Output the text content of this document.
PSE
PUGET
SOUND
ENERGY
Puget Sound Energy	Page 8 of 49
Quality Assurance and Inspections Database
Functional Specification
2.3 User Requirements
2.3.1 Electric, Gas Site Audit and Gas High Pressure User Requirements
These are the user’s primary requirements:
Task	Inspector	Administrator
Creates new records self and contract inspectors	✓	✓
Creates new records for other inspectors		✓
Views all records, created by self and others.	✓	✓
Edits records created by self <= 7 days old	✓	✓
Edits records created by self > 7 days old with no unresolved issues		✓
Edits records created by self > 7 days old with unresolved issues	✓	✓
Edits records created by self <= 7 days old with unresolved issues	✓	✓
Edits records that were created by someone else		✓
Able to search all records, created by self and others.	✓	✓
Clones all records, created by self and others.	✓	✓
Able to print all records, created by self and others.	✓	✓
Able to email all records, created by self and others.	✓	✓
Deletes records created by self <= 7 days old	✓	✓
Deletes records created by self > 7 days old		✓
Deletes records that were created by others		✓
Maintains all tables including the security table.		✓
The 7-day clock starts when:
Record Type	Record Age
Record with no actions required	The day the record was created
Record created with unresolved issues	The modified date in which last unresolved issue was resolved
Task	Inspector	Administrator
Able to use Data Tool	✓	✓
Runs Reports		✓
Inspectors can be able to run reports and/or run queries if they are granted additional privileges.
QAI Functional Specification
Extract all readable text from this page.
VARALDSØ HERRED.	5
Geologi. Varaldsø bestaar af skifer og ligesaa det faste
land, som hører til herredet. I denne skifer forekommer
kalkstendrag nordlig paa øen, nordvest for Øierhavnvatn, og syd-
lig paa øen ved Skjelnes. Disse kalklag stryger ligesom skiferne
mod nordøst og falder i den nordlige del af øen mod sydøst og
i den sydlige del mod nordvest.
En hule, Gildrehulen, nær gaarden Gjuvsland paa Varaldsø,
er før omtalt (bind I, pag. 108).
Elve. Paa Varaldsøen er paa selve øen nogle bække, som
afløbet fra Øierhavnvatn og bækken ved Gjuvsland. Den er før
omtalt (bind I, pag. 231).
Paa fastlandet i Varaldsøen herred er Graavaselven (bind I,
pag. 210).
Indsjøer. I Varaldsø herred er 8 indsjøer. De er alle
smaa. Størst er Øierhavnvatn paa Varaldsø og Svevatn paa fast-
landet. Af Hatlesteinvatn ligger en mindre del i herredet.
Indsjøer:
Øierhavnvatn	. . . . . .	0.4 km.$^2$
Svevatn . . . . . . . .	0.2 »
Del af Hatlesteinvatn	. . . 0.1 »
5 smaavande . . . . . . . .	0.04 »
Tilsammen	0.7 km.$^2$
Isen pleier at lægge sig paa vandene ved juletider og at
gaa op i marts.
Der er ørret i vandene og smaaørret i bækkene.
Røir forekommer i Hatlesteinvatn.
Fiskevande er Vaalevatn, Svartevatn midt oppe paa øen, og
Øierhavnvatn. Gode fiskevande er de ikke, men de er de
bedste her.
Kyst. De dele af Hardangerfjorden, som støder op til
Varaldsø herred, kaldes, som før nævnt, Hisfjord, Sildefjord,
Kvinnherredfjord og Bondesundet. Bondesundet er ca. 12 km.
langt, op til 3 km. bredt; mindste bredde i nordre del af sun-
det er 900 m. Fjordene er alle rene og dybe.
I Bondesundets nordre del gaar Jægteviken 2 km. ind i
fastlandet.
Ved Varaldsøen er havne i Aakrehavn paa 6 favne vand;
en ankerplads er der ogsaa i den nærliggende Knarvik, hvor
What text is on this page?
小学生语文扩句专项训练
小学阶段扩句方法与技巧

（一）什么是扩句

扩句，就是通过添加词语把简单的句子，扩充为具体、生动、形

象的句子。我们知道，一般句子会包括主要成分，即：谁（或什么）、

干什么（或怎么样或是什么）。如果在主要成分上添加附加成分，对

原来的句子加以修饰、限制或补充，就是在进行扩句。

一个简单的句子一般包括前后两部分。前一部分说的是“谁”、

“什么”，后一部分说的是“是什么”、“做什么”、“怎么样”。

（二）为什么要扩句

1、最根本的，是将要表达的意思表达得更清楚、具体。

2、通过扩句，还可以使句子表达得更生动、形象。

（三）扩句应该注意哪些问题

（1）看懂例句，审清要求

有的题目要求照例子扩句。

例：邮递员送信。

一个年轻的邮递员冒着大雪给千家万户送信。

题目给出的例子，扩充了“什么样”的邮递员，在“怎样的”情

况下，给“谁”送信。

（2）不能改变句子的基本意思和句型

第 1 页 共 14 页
= = = = = = =
Extract, verbatim, the lines from the one containing "What text is on this page?" through the last line of the listing above.

_WRITTEN ANSWER_
What text is on this page?
小学生语文扩句专项训练
小学阶段扩句方法与技巧

（一）什么是扩句

扩句，就是通过添加词语把简单的句子，扩充为具体、生动、形

象的句子。我们知道，一般句子会包括主要成分，即：谁（或什么）、

干什么（或怎么样或是什么）。如果在主要成分上添加附加成分，对

原来的句子加以修饰、限制或补充，就是在进行扩句。

一个简单的句子一般包括前后两部分。前一部分说的是“谁”、

“什么”，后一部分说的是“是什么”、“做什么”、“怎么样”。

（二）为什么要扩句

1、最根本的，是将要表达的意思表达得更清楚、具体。

2、通过扩句，还可以使句子表达得更生动、形象。

（三）扩句应该注意哪些问题

（1）看懂例句，审清要求

有的题目要求照例子扩句。

例：邮递员送信。

一个年轻的邮递员冒着大雪给千家万户送信。

题目给出的例子，扩充了“什么样”的邮递员，在“怎样的”情

况下，给“谁”送信。

（2）不能改变句子的基本意思和句型

第 1 页 共 14 页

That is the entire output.